• **The problem**
Copy every line of the material below word for word, and leave the picture markers out of your answer.

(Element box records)

━━━━━━━━

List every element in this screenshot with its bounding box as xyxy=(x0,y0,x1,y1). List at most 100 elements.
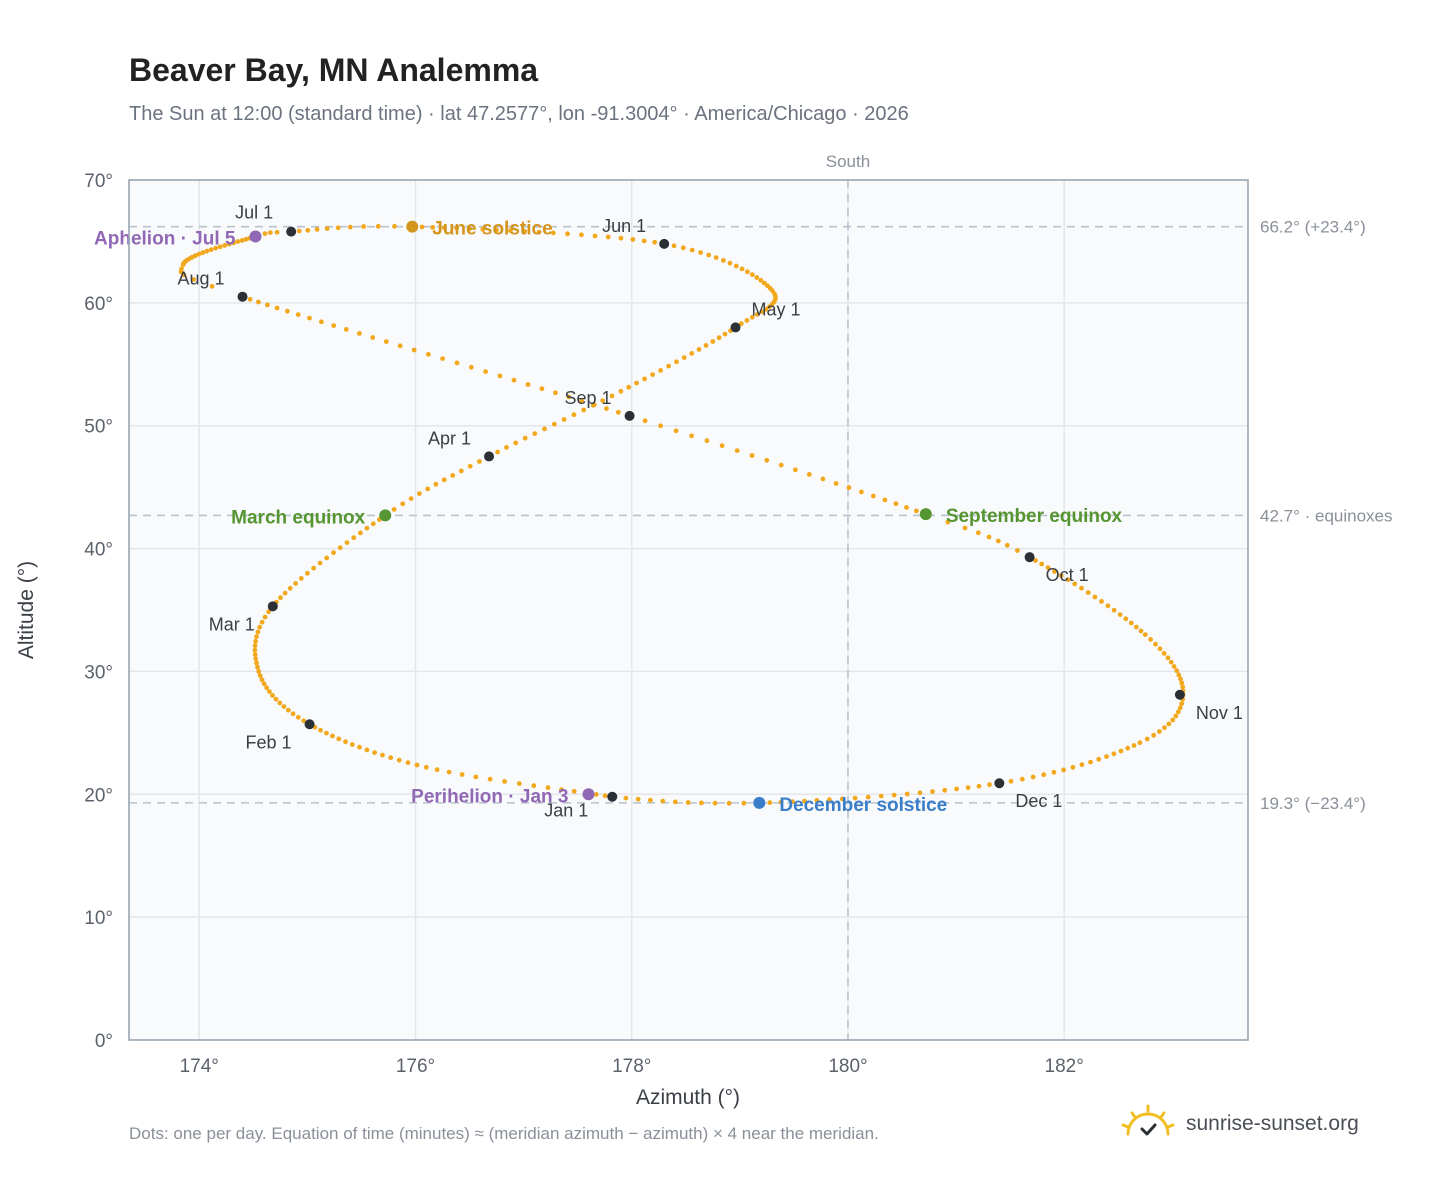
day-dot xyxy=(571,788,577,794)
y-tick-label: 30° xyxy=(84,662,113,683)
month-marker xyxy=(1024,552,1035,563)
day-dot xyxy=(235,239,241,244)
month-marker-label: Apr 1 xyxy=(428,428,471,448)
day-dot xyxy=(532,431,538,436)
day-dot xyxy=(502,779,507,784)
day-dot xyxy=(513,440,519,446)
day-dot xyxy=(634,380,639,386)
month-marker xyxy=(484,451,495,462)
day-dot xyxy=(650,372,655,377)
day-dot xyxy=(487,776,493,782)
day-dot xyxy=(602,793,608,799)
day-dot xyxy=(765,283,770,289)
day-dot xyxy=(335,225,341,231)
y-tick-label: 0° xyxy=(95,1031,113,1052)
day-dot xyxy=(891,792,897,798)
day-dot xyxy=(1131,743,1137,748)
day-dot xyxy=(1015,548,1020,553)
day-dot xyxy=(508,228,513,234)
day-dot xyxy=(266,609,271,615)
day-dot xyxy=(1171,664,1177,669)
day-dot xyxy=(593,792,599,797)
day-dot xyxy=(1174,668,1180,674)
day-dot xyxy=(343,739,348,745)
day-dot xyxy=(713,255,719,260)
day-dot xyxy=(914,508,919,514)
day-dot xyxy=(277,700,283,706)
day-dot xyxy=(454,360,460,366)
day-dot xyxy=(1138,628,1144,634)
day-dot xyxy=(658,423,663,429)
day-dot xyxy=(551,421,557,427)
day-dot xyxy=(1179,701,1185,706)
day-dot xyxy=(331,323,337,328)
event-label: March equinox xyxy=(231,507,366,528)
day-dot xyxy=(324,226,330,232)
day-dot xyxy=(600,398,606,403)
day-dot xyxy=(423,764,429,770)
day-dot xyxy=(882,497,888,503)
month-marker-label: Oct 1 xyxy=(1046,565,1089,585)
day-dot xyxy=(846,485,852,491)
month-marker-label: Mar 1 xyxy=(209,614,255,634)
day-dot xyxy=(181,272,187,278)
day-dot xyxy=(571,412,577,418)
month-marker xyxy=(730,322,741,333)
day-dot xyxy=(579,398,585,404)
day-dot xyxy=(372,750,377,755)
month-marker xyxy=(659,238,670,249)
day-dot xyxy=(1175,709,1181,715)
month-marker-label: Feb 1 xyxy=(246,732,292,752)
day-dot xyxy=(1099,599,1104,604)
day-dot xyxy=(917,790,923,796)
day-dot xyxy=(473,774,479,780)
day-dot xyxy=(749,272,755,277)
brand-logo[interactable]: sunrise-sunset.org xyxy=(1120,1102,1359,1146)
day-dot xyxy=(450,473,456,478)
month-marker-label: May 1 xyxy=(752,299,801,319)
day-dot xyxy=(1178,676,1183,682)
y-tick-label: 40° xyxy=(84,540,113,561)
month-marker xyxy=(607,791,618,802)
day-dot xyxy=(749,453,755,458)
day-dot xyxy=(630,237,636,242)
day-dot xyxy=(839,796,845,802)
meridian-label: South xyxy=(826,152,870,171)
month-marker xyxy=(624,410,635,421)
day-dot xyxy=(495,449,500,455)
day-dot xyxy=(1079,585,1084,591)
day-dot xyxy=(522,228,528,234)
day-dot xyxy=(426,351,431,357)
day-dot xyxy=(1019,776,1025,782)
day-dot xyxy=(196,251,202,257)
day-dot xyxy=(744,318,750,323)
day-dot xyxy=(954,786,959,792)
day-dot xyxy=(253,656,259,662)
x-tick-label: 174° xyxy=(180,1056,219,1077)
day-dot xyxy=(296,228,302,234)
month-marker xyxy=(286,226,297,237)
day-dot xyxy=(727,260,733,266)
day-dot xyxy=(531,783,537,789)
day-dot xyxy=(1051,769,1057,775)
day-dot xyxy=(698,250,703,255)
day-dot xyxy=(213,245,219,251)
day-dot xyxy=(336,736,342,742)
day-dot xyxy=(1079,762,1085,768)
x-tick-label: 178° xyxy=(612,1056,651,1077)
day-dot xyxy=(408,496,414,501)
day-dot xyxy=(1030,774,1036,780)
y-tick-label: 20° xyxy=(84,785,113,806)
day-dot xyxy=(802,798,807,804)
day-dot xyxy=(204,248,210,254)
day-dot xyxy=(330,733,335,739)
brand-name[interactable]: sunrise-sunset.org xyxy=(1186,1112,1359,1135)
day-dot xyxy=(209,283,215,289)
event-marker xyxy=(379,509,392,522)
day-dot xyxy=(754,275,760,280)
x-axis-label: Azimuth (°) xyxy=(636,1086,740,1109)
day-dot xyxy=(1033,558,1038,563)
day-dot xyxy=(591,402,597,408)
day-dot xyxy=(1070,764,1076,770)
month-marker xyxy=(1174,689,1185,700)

━━━━━━━━

• **Response for this exercise**
List every element in this screenshot with its bounding box as xyxy=(x0,y0,x1,y1). List at most 100 elements.
day-dot xyxy=(571,788,577,794)
y-tick-label: 30° xyxy=(84,662,113,683)
month-marker xyxy=(1024,552,1035,563)
day-dot xyxy=(235,239,241,244)
month-marker-label: Apr 1 xyxy=(428,428,471,448)
day-dot xyxy=(532,431,538,436)
day-dot xyxy=(502,779,507,784)
day-dot xyxy=(513,440,519,446)
day-dot xyxy=(634,380,639,386)
month-marker xyxy=(484,451,495,462)
day-dot xyxy=(650,372,655,377)
day-dot xyxy=(487,776,493,782)
day-dot xyxy=(602,793,608,799)
day-dot xyxy=(765,283,770,289)
day-dot xyxy=(335,225,341,231)
y-tick-label: 0° xyxy=(95,1031,113,1052)
day-dot xyxy=(891,792,897,798)
day-dot xyxy=(1131,743,1137,748)
day-dot xyxy=(1015,548,1020,553)
day-dot xyxy=(508,228,513,234)
day-dot xyxy=(266,609,271,615)
day-dot xyxy=(1171,664,1177,669)
day-dot xyxy=(593,792,599,797)
day-dot xyxy=(1174,668,1180,674)
day-dot xyxy=(343,739,348,745)
day-dot xyxy=(713,255,719,260)
day-dot xyxy=(914,508,919,514)
day-dot xyxy=(277,700,283,706)
day-dot xyxy=(454,360,460,366)
day-dot xyxy=(1138,628,1144,634)
day-dot xyxy=(658,423,663,429)
day-dot xyxy=(551,421,557,427)
day-dot xyxy=(1179,701,1185,706)
day-dot xyxy=(331,323,337,328)
event-label: March equinox xyxy=(231,507,366,528)
day-dot xyxy=(324,226,330,232)
day-dot xyxy=(600,398,606,403)
day-dot xyxy=(423,764,429,770)
day-dot xyxy=(882,497,888,503)
month-marker-label: Oct 1 xyxy=(1046,565,1089,585)
day-dot xyxy=(846,485,852,491)
month-marker-label: Mar 1 xyxy=(209,614,255,634)
day-dot xyxy=(181,272,187,278)
day-dot xyxy=(571,412,577,418)
month-marker xyxy=(730,322,741,333)
day-dot xyxy=(579,398,585,404)
day-dot xyxy=(372,750,377,755)
month-marker xyxy=(659,238,670,249)
day-dot xyxy=(1175,709,1181,715)
month-marker-label: Feb 1 xyxy=(246,732,292,752)
day-dot xyxy=(1099,599,1104,604)
day-dot xyxy=(917,790,923,796)
day-dot xyxy=(473,774,479,780)
day-dot xyxy=(749,272,755,277)
brand-logo[interactable]: sunrise-sunset.org xyxy=(1120,1102,1359,1146)
day-dot xyxy=(450,473,456,478)
month-marker-label: May 1 xyxy=(752,299,801,319)
day-dot xyxy=(1178,676,1183,682)
y-tick-label: 40° xyxy=(84,540,113,561)
month-marker xyxy=(607,791,618,802)
day-dot xyxy=(749,453,755,458)
day-dot xyxy=(630,237,636,242)
day-dot xyxy=(839,796,845,802)
meridian-label: South xyxy=(826,152,870,171)
month-marker xyxy=(624,410,635,421)
day-dot xyxy=(495,449,500,455)
day-dot xyxy=(1079,585,1084,591)
day-dot xyxy=(522,228,528,234)
day-dot xyxy=(426,351,431,357)
day-dot xyxy=(1019,776,1025,782)
day-dot xyxy=(196,251,202,257)
day-dot xyxy=(744,318,750,323)
day-dot xyxy=(954,786,959,792)
day-dot xyxy=(253,656,259,662)
x-tick-label: 174° xyxy=(180,1056,219,1077)
day-dot xyxy=(296,228,302,234)
month-marker xyxy=(286,226,297,237)
day-dot xyxy=(727,260,733,266)
day-dot xyxy=(531,783,537,789)
day-dot xyxy=(1051,769,1057,775)
day-dot xyxy=(698,250,703,255)
day-dot xyxy=(213,245,219,251)
day-dot xyxy=(336,736,342,742)
day-dot xyxy=(1079,762,1085,768)
x-tick-label: 178° xyxy=(612,1056,651,1077)
day-dot xyxy=(408,496,414,501)
day-dot xyxy=(1030,774,1036,780)
y-tick-label: 20° xyxy=(84,785,113,806)
day-dot xyxy=(802,798,807,804)
day-dot xyxy=(204,248,210,254)
day-dot xyxy=(330,733,335,739)
brand-name[interactable]: sunrise-sunset.org xyxy=(1186,1112,1359,1135)
day-dot xyxy=(209,283,215,289)
event-marker xyxy=(379,509,392,522)
day-dot xyxy=(754,275,760,280)
x-axis-label: Azimuth (°) xyxy=(636,1086,740,1109)
day-dot xyxy=(1033,558,1038,563)
day-dot xyxy=(591,402,597,408)
day-dot xyxy=(1070,764,1076,770)
month-marker xyxy=(1174,689,1185,700)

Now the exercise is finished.